Written request —
Return the lines below that carry the word "screenshot".

Data supplied —
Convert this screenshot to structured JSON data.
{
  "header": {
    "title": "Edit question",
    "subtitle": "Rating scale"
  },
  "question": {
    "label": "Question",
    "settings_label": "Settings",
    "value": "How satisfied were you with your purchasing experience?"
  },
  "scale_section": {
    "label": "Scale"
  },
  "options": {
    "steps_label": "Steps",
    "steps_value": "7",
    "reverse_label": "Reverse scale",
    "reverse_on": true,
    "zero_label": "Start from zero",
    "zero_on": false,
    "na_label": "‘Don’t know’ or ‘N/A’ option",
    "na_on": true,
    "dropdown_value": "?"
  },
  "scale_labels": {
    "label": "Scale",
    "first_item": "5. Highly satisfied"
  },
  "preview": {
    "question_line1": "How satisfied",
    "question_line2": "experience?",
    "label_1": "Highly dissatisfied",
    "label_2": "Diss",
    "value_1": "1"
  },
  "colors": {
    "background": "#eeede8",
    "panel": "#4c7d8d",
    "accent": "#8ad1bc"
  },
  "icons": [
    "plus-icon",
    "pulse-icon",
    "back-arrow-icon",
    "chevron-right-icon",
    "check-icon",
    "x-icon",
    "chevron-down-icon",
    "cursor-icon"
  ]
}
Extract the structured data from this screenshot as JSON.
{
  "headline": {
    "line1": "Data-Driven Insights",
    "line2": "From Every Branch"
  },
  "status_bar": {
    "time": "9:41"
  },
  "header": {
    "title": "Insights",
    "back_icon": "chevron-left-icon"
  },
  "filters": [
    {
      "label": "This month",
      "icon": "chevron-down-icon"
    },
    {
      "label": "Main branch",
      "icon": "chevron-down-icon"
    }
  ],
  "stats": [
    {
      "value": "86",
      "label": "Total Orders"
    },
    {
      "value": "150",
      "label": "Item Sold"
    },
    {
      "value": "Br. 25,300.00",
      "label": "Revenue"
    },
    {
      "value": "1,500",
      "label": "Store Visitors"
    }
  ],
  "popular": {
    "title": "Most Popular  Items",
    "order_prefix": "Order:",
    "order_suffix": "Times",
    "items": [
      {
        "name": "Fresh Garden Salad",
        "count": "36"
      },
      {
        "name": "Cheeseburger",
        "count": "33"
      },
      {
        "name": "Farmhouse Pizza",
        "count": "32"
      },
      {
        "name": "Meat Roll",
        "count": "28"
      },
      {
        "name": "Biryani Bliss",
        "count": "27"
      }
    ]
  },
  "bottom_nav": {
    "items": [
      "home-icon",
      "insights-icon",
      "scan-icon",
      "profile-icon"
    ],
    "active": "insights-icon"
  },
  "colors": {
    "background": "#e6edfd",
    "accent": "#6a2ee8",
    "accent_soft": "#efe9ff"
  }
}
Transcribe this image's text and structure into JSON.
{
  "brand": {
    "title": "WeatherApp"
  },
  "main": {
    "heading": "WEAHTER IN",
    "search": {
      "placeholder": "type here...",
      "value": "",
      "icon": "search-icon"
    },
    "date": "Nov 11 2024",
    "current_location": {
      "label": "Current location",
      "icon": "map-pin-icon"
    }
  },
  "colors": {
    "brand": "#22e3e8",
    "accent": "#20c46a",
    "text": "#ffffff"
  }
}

Result of the exercise —
Convert this screenshot to structured JSON data.
Extract the structured data from this screenshot as JSON.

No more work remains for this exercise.